SET EXERCISE:
Where a line holds "help", copy it.

TASK MATERIAL:
┌──
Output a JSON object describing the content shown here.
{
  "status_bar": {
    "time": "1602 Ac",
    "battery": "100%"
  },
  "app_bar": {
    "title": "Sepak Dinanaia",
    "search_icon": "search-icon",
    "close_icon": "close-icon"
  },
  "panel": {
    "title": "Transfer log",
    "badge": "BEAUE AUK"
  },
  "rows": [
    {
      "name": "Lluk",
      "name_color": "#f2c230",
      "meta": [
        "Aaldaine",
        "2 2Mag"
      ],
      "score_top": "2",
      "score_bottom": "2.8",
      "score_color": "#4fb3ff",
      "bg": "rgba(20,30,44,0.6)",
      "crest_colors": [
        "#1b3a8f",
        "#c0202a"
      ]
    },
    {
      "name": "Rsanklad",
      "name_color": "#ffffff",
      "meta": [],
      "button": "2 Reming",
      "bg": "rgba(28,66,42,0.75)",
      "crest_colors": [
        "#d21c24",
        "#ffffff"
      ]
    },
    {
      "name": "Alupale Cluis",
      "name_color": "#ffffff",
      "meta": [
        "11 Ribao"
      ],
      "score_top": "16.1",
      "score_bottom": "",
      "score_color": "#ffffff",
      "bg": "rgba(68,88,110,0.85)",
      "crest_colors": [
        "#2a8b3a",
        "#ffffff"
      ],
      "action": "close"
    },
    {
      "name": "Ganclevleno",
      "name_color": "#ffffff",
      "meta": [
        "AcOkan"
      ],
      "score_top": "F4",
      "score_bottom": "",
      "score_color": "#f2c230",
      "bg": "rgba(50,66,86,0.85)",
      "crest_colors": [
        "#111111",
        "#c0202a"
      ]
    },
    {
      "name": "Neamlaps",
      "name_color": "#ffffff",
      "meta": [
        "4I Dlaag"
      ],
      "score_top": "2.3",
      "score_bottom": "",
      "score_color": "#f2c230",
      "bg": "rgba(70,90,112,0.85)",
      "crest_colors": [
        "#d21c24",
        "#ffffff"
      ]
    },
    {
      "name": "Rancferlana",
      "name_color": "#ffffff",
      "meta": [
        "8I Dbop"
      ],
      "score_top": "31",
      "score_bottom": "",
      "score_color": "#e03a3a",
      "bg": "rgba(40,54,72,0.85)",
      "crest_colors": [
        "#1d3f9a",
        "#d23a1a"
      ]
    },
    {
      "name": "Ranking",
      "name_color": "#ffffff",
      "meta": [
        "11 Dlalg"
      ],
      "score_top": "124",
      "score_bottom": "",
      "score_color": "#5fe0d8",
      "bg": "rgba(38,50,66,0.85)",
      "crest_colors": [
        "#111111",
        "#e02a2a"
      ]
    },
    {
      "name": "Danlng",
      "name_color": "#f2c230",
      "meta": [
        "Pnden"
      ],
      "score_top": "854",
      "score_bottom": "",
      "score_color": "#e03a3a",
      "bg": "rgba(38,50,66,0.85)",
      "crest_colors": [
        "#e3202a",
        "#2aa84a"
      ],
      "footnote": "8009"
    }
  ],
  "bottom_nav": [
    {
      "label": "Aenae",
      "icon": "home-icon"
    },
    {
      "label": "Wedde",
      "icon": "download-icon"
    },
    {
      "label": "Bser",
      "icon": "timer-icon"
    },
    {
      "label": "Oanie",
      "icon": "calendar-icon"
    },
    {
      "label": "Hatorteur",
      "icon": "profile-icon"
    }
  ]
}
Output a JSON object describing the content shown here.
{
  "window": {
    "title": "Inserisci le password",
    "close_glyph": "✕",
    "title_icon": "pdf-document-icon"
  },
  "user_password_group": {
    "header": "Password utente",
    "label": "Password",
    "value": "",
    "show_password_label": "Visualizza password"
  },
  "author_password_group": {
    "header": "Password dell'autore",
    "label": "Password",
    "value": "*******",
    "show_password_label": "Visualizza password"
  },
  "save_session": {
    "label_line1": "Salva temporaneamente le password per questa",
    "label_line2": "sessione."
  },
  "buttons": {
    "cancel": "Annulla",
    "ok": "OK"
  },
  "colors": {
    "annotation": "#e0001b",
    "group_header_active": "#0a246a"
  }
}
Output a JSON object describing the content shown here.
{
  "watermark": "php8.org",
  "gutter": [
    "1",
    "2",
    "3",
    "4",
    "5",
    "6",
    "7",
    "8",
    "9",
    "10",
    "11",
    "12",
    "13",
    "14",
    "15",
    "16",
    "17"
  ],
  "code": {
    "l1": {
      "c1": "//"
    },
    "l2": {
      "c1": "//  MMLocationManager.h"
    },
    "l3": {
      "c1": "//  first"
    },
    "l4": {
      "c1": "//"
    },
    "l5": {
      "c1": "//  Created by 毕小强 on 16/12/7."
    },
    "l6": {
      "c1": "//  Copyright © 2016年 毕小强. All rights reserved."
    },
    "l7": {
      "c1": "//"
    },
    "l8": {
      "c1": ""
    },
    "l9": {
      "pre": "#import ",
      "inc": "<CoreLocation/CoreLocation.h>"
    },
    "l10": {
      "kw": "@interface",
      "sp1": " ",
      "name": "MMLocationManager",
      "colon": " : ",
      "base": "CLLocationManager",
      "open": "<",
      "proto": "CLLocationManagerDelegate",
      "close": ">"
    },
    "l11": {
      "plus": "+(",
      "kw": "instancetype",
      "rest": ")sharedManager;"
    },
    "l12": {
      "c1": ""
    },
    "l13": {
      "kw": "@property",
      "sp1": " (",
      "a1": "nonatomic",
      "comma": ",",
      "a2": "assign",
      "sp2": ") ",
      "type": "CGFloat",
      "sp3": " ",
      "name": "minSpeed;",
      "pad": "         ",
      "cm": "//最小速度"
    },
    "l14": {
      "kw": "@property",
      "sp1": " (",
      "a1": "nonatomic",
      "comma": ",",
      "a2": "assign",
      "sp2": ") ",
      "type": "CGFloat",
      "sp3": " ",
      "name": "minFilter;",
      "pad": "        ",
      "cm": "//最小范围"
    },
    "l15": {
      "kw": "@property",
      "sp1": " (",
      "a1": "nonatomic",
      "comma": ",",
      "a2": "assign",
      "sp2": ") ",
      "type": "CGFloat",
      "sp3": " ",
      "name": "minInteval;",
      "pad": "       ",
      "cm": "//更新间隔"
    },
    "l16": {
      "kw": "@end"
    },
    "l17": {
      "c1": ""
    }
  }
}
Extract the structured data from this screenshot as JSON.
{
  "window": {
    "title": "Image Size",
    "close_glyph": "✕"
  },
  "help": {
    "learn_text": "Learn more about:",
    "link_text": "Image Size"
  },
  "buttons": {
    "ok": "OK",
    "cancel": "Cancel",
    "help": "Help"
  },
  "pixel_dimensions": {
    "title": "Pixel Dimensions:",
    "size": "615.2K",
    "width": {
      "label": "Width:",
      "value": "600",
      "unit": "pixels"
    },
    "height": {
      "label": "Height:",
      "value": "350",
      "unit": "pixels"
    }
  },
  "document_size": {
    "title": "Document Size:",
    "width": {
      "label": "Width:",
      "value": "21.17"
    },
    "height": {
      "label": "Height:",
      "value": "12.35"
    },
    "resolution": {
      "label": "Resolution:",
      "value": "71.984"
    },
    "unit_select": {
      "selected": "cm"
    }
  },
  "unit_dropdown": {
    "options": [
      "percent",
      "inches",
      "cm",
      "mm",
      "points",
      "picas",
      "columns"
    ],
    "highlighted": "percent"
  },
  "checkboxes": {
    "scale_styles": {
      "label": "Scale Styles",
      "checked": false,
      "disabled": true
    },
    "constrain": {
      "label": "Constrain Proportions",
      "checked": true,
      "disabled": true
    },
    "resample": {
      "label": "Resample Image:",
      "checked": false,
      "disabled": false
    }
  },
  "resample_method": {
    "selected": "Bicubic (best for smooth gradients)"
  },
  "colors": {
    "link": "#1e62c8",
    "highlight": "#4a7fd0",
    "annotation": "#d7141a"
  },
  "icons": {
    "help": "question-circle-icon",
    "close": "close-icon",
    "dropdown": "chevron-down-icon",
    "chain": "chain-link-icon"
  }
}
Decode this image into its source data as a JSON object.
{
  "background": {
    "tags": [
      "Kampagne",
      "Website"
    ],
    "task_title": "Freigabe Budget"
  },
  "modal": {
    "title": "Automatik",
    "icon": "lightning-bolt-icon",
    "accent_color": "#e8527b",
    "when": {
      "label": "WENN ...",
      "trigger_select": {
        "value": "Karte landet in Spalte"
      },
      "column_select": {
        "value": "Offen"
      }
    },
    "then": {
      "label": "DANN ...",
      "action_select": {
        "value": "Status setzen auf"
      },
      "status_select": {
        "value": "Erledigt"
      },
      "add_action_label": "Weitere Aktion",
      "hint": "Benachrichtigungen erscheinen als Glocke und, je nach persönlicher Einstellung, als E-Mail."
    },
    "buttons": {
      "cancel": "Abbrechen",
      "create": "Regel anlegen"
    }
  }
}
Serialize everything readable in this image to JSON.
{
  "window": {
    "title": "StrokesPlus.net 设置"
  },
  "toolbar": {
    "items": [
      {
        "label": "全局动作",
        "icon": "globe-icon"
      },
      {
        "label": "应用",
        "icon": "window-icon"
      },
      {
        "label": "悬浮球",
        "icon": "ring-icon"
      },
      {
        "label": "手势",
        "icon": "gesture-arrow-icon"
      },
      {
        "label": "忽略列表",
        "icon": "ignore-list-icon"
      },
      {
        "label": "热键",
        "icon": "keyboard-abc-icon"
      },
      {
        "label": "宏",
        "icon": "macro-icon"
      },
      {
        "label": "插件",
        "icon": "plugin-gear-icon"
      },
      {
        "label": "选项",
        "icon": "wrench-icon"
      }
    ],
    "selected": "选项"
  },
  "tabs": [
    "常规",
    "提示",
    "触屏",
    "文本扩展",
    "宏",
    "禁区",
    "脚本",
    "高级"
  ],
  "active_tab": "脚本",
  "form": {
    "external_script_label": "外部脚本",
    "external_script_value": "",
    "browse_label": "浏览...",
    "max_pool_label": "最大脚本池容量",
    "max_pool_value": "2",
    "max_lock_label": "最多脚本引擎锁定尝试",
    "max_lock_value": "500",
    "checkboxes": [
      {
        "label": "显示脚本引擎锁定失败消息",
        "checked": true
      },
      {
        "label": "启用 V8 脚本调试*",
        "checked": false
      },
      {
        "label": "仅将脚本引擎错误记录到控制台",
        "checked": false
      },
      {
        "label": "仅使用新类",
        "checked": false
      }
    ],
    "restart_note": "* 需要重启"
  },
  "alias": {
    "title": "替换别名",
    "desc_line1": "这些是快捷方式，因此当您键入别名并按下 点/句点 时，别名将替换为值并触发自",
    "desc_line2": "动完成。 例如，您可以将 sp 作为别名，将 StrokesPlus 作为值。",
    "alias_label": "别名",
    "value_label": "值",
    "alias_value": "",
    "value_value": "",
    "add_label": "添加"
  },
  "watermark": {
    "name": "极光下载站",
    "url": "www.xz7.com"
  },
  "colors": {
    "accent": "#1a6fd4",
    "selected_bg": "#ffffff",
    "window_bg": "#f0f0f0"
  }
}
└──
WRITTEN RESPONSE:
  "help": {
    "help": "Help"
    "help": "question-circle-icon",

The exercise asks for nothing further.